» **Brief**: Separate out the lines that hold "是否达到节水的效果".

-- Data provided start --

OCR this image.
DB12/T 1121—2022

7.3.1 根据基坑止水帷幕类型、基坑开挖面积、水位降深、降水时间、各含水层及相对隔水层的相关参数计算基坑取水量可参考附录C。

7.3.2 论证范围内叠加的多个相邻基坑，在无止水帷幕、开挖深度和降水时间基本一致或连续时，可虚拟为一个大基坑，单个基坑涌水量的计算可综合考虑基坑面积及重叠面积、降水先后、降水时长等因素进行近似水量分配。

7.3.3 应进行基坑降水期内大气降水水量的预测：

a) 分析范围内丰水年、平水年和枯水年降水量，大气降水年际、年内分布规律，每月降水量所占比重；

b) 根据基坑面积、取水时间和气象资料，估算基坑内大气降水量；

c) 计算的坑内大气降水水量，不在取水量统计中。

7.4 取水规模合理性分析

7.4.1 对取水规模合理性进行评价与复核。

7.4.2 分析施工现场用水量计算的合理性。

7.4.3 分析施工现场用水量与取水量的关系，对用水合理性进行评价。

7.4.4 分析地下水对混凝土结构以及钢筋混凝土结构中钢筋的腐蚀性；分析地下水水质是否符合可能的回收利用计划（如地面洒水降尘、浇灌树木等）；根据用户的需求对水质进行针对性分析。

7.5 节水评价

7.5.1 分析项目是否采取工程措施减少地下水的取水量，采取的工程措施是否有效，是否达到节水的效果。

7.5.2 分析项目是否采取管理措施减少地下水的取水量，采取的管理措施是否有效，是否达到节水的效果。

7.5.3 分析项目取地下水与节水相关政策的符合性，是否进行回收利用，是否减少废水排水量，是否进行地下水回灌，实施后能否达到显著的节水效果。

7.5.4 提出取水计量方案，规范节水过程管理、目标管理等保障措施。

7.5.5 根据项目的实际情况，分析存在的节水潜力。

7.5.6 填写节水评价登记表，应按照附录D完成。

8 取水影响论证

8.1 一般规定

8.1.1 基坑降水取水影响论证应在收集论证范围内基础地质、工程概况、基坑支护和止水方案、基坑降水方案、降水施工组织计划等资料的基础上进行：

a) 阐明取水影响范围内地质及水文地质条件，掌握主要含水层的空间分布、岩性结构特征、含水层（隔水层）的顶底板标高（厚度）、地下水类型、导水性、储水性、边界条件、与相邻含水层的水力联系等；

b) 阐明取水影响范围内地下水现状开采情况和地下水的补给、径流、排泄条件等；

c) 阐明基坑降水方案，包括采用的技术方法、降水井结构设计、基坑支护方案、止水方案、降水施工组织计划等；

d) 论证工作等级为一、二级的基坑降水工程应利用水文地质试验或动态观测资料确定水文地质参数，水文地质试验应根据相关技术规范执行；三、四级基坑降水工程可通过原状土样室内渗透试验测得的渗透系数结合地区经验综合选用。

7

-- Data provided end --
-- Data provided start --

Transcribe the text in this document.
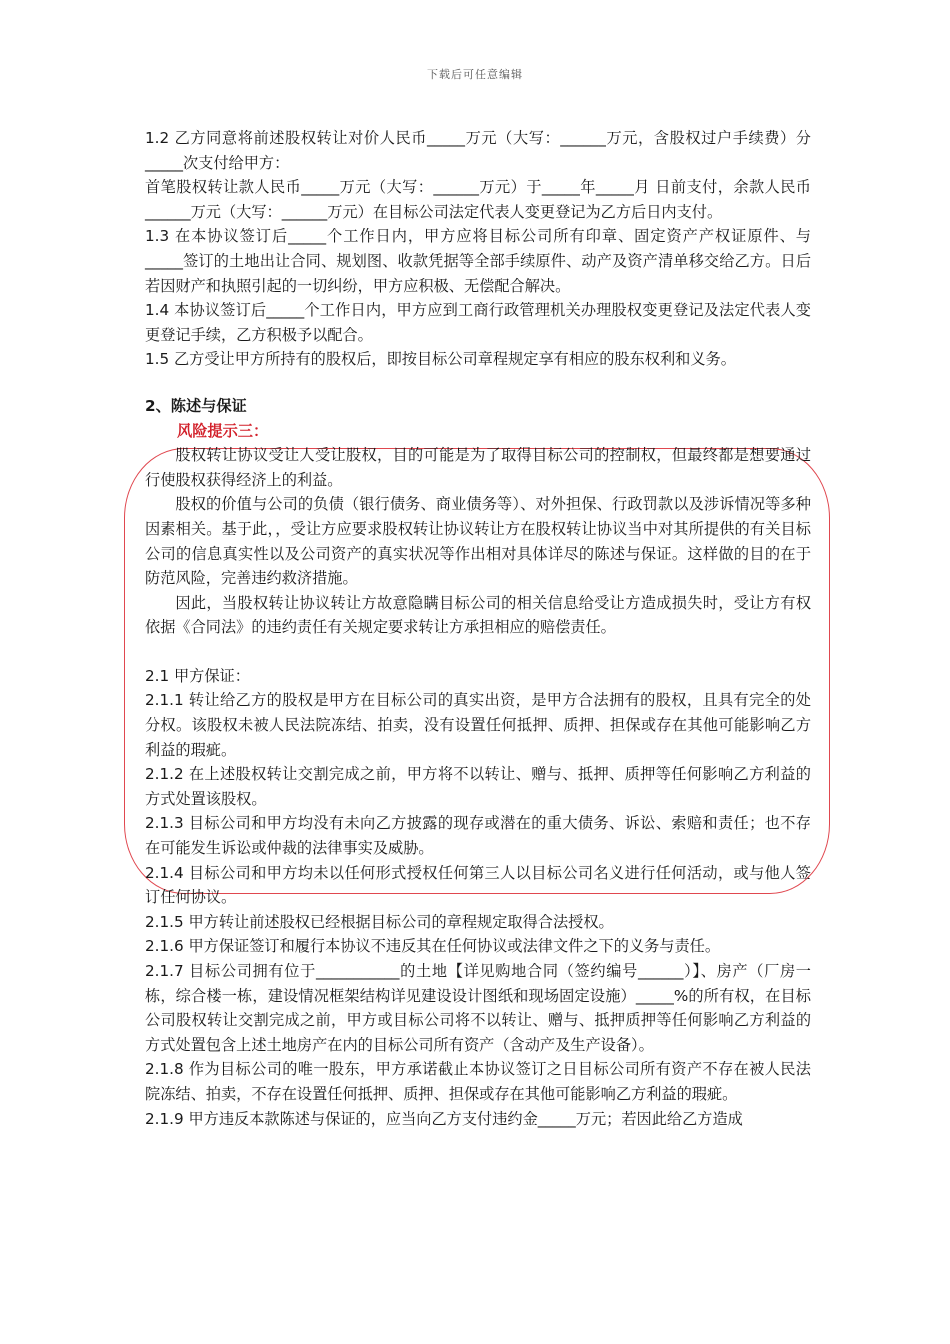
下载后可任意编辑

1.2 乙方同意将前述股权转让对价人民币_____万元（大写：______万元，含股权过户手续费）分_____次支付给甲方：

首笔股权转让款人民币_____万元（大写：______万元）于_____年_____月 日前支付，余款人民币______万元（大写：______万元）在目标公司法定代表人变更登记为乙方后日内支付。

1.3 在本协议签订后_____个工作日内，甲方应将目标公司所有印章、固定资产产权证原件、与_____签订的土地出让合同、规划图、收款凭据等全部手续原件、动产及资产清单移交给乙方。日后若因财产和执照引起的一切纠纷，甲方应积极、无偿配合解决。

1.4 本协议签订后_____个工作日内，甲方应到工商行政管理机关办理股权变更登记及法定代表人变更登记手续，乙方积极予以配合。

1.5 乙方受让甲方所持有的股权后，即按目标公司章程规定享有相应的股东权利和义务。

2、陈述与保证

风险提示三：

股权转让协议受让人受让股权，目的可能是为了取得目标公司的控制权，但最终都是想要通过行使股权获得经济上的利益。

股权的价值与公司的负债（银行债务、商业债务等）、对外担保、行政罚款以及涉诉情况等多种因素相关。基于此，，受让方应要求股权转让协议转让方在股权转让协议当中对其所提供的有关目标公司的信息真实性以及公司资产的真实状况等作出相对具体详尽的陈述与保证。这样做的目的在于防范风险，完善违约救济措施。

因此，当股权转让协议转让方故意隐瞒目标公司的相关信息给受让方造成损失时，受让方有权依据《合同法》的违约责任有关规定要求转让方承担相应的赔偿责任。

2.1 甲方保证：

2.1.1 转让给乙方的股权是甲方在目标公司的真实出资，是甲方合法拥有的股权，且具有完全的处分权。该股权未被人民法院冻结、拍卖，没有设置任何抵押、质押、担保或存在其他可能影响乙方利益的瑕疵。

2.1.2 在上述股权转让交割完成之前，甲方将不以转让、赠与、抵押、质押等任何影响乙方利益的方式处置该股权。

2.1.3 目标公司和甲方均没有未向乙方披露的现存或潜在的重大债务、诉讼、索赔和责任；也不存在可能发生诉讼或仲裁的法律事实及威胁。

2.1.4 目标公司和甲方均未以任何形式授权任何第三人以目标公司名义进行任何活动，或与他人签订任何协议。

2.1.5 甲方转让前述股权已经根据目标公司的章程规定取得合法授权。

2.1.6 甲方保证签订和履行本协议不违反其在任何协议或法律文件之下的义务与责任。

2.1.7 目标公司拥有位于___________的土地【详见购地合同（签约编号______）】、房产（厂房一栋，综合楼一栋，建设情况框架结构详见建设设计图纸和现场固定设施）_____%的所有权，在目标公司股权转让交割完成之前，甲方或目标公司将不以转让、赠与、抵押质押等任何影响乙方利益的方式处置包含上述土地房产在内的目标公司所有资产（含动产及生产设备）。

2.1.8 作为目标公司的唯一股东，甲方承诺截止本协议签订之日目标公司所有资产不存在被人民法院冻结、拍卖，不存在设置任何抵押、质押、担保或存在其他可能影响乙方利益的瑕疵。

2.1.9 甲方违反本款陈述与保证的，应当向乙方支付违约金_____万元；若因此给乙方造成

-- Data provided end --

» **Output of the task**:
7.5.1 分析项目是否采取工程措施减少地下水的取水量，采取的工程措施是否有效，是否达到节水的效果。
7.5.2 分析项目是否采取管理措施减少地下水的取水量，采取的管理措施是否有效，是否达到节水的效果。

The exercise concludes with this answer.